(Excerpt from a dataset)
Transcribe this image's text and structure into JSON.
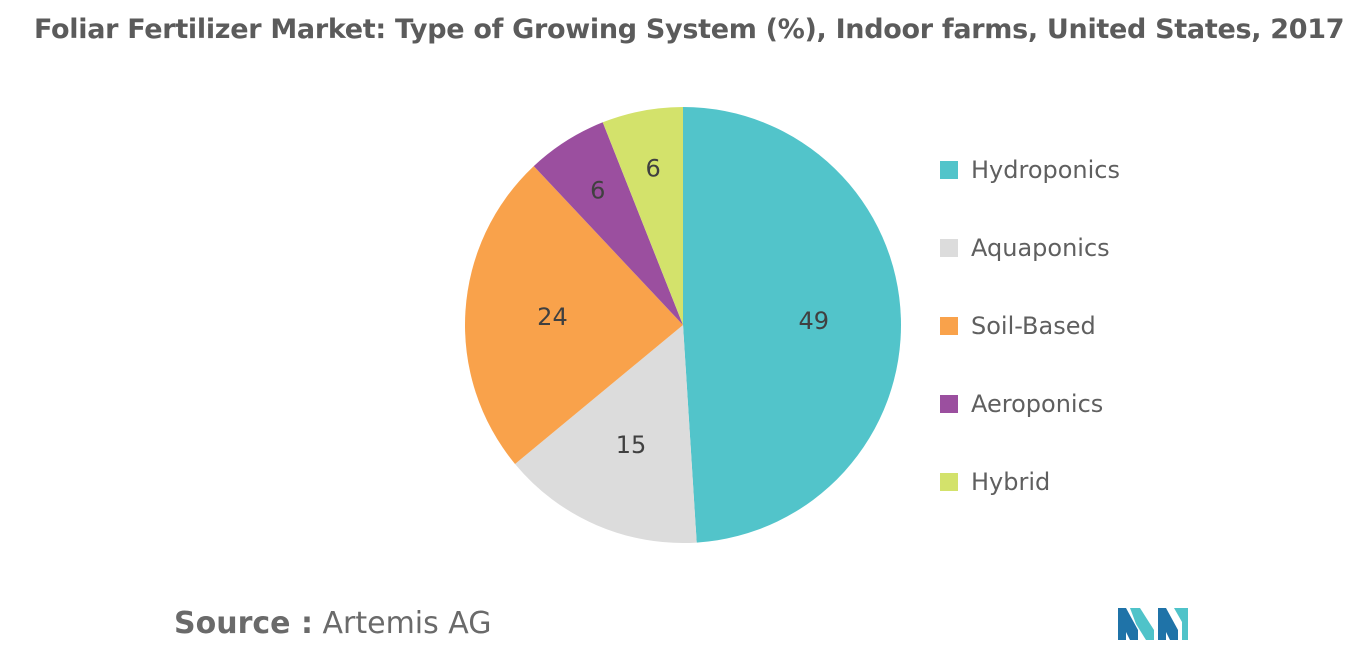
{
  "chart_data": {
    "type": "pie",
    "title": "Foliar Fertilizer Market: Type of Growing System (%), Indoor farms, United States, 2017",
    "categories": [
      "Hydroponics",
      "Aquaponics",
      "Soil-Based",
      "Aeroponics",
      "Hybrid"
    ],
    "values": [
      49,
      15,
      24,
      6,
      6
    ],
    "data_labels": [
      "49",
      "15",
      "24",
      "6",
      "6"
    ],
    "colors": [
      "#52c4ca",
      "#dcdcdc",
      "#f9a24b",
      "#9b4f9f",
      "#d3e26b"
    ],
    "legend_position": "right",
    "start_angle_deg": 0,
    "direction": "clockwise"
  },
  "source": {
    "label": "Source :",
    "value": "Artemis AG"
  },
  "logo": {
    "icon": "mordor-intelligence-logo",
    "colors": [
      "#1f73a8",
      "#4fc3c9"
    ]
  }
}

__SHORT TASK__.
Copy every record character for character. Skip the pictures.

__RESPONSE BELOW__.
Transcribe this image's text and structure into JSON.
{
  "chart_data": {
    "type": "pie",
    "title": "Foliar Fertilizer Market: Type of Growing System (%), Indoor farms, United States, 2017",
    "categories": [
      "Hydroponics",
      "Aquaponics",
      "Soil-Based",
      "Aeroponics",
      "Hybrid"
    ],
    "values": [
      49,
      15,
      24,
      6,
      6
    ],
    "data_labels": [
      "49",
      "15",
      "24",
      "6",
      "6"
    ],
    "colors": [
      "#52c4ca",
      "#dcdcdc",
      "#f9a24b",
      "#9b4f9f",
      "#d3e26b"
    ],
    "legend_position": "right",
    "start_angle_deg": 0,
    "direction": "clockwise"
  },
  "source": {
    "label": "Source :",
    "value": "Artemis AG"
  },
  "logo": {
    "icon": "mordor-intelligence-logo",
    "colors": [
      "#1f73a8",
      "#4fc3c9"
    ]
  }
}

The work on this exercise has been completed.